Exercise aim: Write every line of the material out exactly as shown.

Extracted entries:
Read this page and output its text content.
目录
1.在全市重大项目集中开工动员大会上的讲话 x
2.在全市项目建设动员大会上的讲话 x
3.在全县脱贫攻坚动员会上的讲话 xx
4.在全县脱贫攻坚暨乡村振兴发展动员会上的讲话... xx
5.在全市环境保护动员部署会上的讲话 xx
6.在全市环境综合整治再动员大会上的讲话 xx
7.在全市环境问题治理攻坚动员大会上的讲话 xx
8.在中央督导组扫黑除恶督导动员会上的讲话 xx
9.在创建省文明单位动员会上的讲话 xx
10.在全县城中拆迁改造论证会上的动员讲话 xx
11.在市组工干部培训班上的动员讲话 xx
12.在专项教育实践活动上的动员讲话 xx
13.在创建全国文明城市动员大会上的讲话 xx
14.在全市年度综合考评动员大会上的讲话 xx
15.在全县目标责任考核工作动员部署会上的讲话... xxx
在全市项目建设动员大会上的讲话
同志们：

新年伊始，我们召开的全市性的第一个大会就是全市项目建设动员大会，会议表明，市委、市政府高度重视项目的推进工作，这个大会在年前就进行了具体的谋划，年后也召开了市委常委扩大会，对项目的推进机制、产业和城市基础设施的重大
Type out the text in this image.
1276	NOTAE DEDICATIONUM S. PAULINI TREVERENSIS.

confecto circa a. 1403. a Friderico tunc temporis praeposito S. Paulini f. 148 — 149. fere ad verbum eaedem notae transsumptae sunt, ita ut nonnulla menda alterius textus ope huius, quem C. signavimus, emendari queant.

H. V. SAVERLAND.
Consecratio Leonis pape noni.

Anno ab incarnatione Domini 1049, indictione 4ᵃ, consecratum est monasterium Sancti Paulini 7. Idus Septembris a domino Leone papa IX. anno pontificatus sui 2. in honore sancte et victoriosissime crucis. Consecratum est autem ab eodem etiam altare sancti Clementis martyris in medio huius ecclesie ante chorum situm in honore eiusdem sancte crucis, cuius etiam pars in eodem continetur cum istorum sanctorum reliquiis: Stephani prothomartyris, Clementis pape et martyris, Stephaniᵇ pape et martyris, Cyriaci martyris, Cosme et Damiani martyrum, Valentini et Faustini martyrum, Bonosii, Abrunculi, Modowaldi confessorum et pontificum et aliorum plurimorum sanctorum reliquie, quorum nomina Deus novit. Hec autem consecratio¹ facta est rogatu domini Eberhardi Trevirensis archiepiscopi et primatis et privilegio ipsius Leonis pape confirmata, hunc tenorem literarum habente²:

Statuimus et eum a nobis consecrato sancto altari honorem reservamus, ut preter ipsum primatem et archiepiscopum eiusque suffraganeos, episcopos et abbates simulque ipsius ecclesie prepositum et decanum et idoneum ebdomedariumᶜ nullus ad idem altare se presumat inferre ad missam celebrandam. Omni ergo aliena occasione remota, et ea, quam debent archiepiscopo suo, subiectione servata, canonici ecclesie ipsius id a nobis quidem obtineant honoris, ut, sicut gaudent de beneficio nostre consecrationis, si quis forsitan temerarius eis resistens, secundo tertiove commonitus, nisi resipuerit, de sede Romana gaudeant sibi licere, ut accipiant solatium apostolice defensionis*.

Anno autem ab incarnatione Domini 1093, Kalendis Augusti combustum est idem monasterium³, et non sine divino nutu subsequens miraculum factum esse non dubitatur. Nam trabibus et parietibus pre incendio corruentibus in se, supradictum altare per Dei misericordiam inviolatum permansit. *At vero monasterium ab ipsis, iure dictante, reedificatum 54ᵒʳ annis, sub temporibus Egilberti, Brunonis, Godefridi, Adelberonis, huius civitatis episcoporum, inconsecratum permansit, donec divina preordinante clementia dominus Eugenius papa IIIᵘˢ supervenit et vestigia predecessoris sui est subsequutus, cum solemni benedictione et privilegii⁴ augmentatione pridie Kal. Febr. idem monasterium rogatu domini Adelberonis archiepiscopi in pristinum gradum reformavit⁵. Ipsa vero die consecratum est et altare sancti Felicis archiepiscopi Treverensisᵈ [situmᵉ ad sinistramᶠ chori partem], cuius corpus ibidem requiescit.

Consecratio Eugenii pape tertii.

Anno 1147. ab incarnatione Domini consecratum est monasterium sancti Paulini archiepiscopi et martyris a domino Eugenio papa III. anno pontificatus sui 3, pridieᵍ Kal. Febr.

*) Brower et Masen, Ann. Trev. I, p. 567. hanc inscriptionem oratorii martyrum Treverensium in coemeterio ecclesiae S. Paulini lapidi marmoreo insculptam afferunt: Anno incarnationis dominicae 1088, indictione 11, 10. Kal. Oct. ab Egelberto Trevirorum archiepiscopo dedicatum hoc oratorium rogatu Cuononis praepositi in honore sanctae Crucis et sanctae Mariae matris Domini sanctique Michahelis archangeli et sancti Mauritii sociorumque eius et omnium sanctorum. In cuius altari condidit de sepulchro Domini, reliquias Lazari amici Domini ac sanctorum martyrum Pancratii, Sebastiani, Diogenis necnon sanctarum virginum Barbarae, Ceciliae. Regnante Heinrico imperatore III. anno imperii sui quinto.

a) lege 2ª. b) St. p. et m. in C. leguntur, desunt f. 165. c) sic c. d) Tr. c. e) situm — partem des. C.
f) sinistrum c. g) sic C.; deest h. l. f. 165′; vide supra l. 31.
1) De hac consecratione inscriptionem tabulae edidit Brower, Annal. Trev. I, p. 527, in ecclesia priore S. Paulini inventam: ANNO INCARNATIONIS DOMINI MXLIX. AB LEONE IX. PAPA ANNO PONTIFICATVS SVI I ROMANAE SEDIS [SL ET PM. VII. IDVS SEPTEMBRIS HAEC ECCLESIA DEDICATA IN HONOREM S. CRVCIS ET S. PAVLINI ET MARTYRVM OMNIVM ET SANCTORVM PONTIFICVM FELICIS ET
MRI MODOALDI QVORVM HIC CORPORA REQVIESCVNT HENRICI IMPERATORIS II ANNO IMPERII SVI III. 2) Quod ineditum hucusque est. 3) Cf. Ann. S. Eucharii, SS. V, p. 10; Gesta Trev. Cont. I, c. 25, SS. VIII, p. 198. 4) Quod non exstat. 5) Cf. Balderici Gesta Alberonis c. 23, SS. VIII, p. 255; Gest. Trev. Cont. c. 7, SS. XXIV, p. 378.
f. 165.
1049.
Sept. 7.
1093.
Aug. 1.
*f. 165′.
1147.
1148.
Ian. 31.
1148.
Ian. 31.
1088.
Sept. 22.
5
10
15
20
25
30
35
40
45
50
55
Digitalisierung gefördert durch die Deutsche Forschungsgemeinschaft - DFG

The reply:
Read this page and output its text content.
目录
1.在全市重大项目集中开工动员大会上的讲话 x
2.在全市项目建设动员大会上的讲话 x
3.在全县脱贫攻坚动员会上的讲话 xx
4.在全县脱贫攻坚暨乡村振兴发展动员会上的讲话... xx
5.在全市环境保护动员部署会上的讲话 xx
6.在全市环境综合整治再动员大会上的讲话 xx
7.在全市环境问题治理攻坚动员大会上的讲话 xx
8.在中央督导组扫黑除恶督导动员会上的讲话 xx
9.在创建省文明单位动员会上的讲话 xx
10.在全县城中拆迁改造论证会上的动员讲话 xx
11.在市组工干部培训班上的动员讲话 xx
12.在专项教育实践活动上的动员讲话 xx
13.在创建全国文明城市动员大会上的讲话 xx
14.在全市年度综合考评动员大会上的讲话 xx
15.在全县目标责任考核工作动员部署会上的讲话... xxx
在全市项目建设动员大会上的讲话
同志们：

新年伊始，我们召开的全市性的第一个大会就是全市项目建设动员大会，会议表明，市委、市政府高度重视项目的推进工作，这个大会在年前就进行了具体的谋划，年后也召开了市委常委扩大会，对项目的推进机制、产业和城市基础设施的重大
Type out the text in this image.
1276	NOTAE DEDICATIONUM S. PAULINI TREVERENSIS.

confecto circa a. 1403. a Friderico tunc temporis praeposito S. Paulini f. 148 — 149. fere ad verbum eaedem notae transsumptae sunt, ita ut nonnulla menda alterius textus ope huius, quem C. signavimus, emendari queant.

H. V. SAVERLAND.
Consecratio Leonis pape noni.

Anno ab incarnatione Domini 1049, indictione 4ᵃ, consecratum est monasterium Sancti Paulini 7. Idus Septembris a domino Leone papa IX. anno pontificatus sui 2. in honore sancte et victoriosissime crucis. Consecratum est autem ab eodem etiam altare sancti Clementis martyris in medio huius ecclesie ante chorum situm in honore eiusdem sancte crucis, cuius etiam pars in eodem continetur cum istorum sanctorum reliquiis: Stephani prothomartyris, Clementis pape et martyris, Stephaniᵇ pape et martyris, Cyriaci martyris, Cosme et Damiani martyrum, Valentini et Faustini martyrum, Bonosii, Abrunculi, Modowaldi confessorum et pontificum et aliorum plurimorum sanctorum reliquie, quorum nomina Deus novit. Hec autem consecratio¹ facta est rogatu domini Eberhardi Trevirensis archiepiscopi et primatis et privilegio ipsius Leonis pape confirmata, hunc tenorem literarum habente²:

Statuimus et eum a nobis consecrato sancto altari honorem reservamus, ut preter ipsum primatem et archiepiscopum eiusque suffraganeos, episcopos et abbates simulque ipsius ecclesie prepositum et decanum et idoneum ebdomedariumᶜ nullus ad idem altare se presumat inferre ad missam celebrandam. Omni ergo aliena occasione remota, et ea, quam debent archiepiscopo suo, subiectione servata, canonici ecclesie ipsius id a nobis quidem obtineant honoris, ut, sicut gaudent de beneficio nostre consecrationis, si quis forsitan temerarius eis resistens, secundo tertiove commonitus, nisi resipuerit, de sede Romana gaudeant sibi licere, ut accipiant solatium apostolice defensionis*.

Anno autem ab incarnatione Domini 1093, Kalendis Augusti combustum est idem monasterium³, et non sine divino nutu subsequens miraculum factum esse non dubitatur. Nam trabibus et parietibus pre incendio corruentibus in se, supradictum altare per Dei misericordiam inviolatum permansit. *At vero monasterium ab ipsis, iure dictante, reedificatum 54ᵒʳ annis, sub temporibus Egilberti, Brunonis, Godefridi, Adelberonis, huius civitatis episcoporum, inconsecratum permansit, donec divina preordinante clementia dominus Eugenius papa IIIᵘˢ supervenit et vestigia predecessoris sui est subsequutus, cum solemni benedictione et privilegii⁴ augmentatione pridie Kal. Febr. idem monasterium rogatu domini Adelberonis archiepiscopi in pristinum gradum reformavit⁵. Ipsa vero die consecratum est et altare sancti Felicis archiepiscopi Treverensisᵈ [situmᵉ ad sinistramᶠ chori partem], cuius corpus ibidem requiescit.

Consecratio Eugenii pape tertii.

Anno 1147. ab incarnatione Domini consecratum est monasterium sancti Paulini archiepiscopi et martyris a domino Eugenio papa III. anno pontificatus sui 3, pridieᵍ Kal. Febr.

*) Brower et Masen, Ann. Trev. I, p. 567. hanc inscriptionem oratorii martyrum Treverensium in coemeterio ecclesiae S. Paulini lapidi marmoreo insculptam afferunt: Anno incarnationis dominicae 1088, indictione 11, 10. Kal. Oct. ab Egelberto Trevirorum archiepiscopo dedicatum hoc oratorium rogatu Cuononis praepositi in honore sanctae Crucis et sanctae Mariae matris Domini sanctique Michahelis archangeli et sancti Mauritii sociorumque eius et omnium sanctorum. In cuius altari condidit de sepulchro Domini, reliquias Lazari amici Domini ac sanctorum martyrum Pancratii, Sebastiani, Diogenis necnon sanctarum virginum Barbarae, Ceciliae. Regnante Heinrico imperatore III. anno imperii sui quinto.

a) lege 2ª. b) St. p. et m. in C. leguntur, desunt f. 165. c) sic c. d) Tr. c. e) situm — partem des. C.
f) sinistrum c. g) sic C.; deest h. l. f. 165′; vide supra l. 31.
1) De hac consecratione inscriptionem tabulae edidit Brower, Annal. Trev. I, p. 527, in ecclesia priore S. Paulini inventam: ANNO INCARNATIONIS DOMINI MXLIX. AB LEONE IX. PAPA ANNO PONTIFICATVS SVI I ROMANAE SEDIS [SL ET PM. VII. IDVS SEPTEMBRIS HAEC ECCLESIA DEDICATA IN HONOREM S. CRVCIS ET S. PAVLINI ET MARTYRVM OMNIVM ET SANCTORVM PONTIFICVM FELICIS ET
MRI MODOALDI QVORVM HIC CORPORA REQVIESCVNT HENRICI IMPERATORIS II ANNO IMPERII SVI III. 2) Quod ineditum hucusque est. 3) Cf. Ann. S. Eucharii, SS. V, p. 10; Gesta Trev. Cont. I, c. 25, SS. VIII, p. 198. 4) Quod non exstat. 5) Cf. Balderici Gesta Alberonis c. 23, SS. VIII, p. 255; Gest. Trev. Cont. c. 7, SS. XXIV, p. 378.
f. 165.
1049.
Sept. 7.
1093.
Aug. 1.
*f. 165′.
1147.
1148.
Ian. 31.
1148.
Ian. 31.
1088.
Sept. 22.
5
10
15
20
25
30
35
40
45
50
55
Digitalisierung gefördert durch die Deutsche Forschungsgemeinschaft - DFG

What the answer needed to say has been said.